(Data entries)

★ ★ ★ ★

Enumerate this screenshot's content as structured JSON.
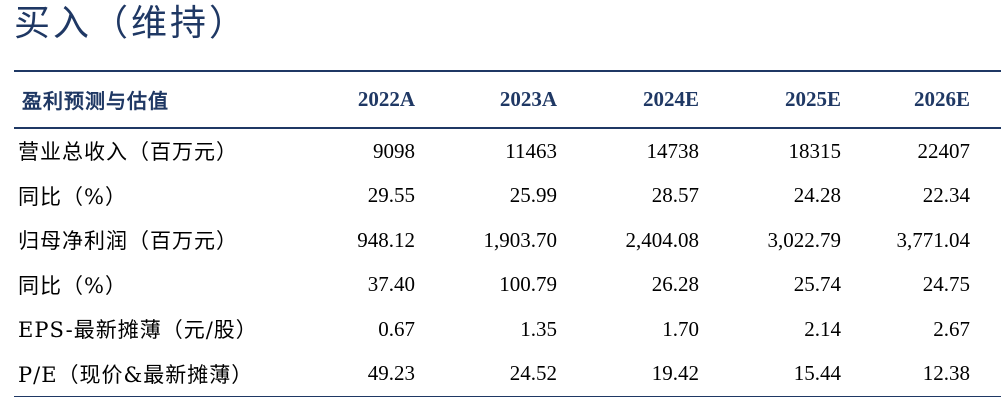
{
  "rating": "买入（维持）",
  "table": {
    "header": {
      "label": "盈利预测与估值",
      "columns": [
        "2022A",
        "2023A",
        "2024E",
        "2025E",
        "2026E"
      ]
    },
    "rows": [
      {
        "label": "营业总收入（百万元）",
        "values": [
          "9098",
          "11463",
          "14738",
          "18315",
          "22407"
        ]
      },
      {
        "label": "同比（%）",
        "values": [
          "29.55",
          "25.99",
          "28.57",
          "24.28",
          "22.34"
        ]
      },
      {
        "label": "归母净利润（百万元）",
        "values": [
          "948.12",
          "1,903.70",
          "2,404.08",
          "3,022.79",
          "3,771.04"
        ]
      },
      {
        "label": "同比（%）",
        "values": [
          "37.40",
          "100.79",
          "26.28",
          "25.74",
          "24.75"
        ]
      },
      {
        "label": "EPS-最新摊薄（元/股）",
        "values": [
          "0.67",
          "1.35",
          "1.70",
          "2.14",
          "2.67"
        ]
      },
      {
        "label": "P/E（现价&最新摊薄）",
        "values": [
          "49.23",
          "24.52",
          "19.42",
          "15.44",
          "12.38"
        ]
      }
    ]
  }
}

★ ★ ★ ★

__OBJECTIVE__
Omit the pictures. Output every record above word for word.

__ANSWER BELOW__
Enumerate this screenshot's content as structured JSON.
{
  "rating": "买入（维持）",
  "table": {
    "header": {
      "label": "盈利预测与估值",
      "columns": [
        "2022A",
        "2023A",
        "2024E",
        "2025E",
        "2026E"
      ]
    },
    "rows": [
      {
        "label": "营业总收入（百万元）",
        "values": [
          "9098",
          "11463",
          "14738",
          "18315",
          "22407"
        ]
      },
      {
        "label": "同比（%）",
        "values": [
          "29.55",
          "25.99",
          "28.57",
          "24.28",
          "22.34"
        ]
      },
      {
        "label": "归母净利润（百万元）",
        "values": [
          "948.12",
          "1,903.70",
          "2,404.08",
          "3,022.79",
          "3,771.04"
        ]
      },
      {
        "label": "同比（%）",
        "values": [
          "37.40",
          "100.79",
          "26.28",
          "25.74",
          "24.75"
        ]
      },
      {
        "label": "EPS-最新摊薄（元/股）",
        "values": [
          "0.67",
          "1.35",
          "1.70",
          "2.14",
          "2.67"
        ]
      },
      {
        "label": "P/E（现价&最新摊薄）",
        "values": [
          "49.23",
          "24.52",
          "19.42",
          "15.44",
          "12.38"
        ]
      }
    ]
  }
}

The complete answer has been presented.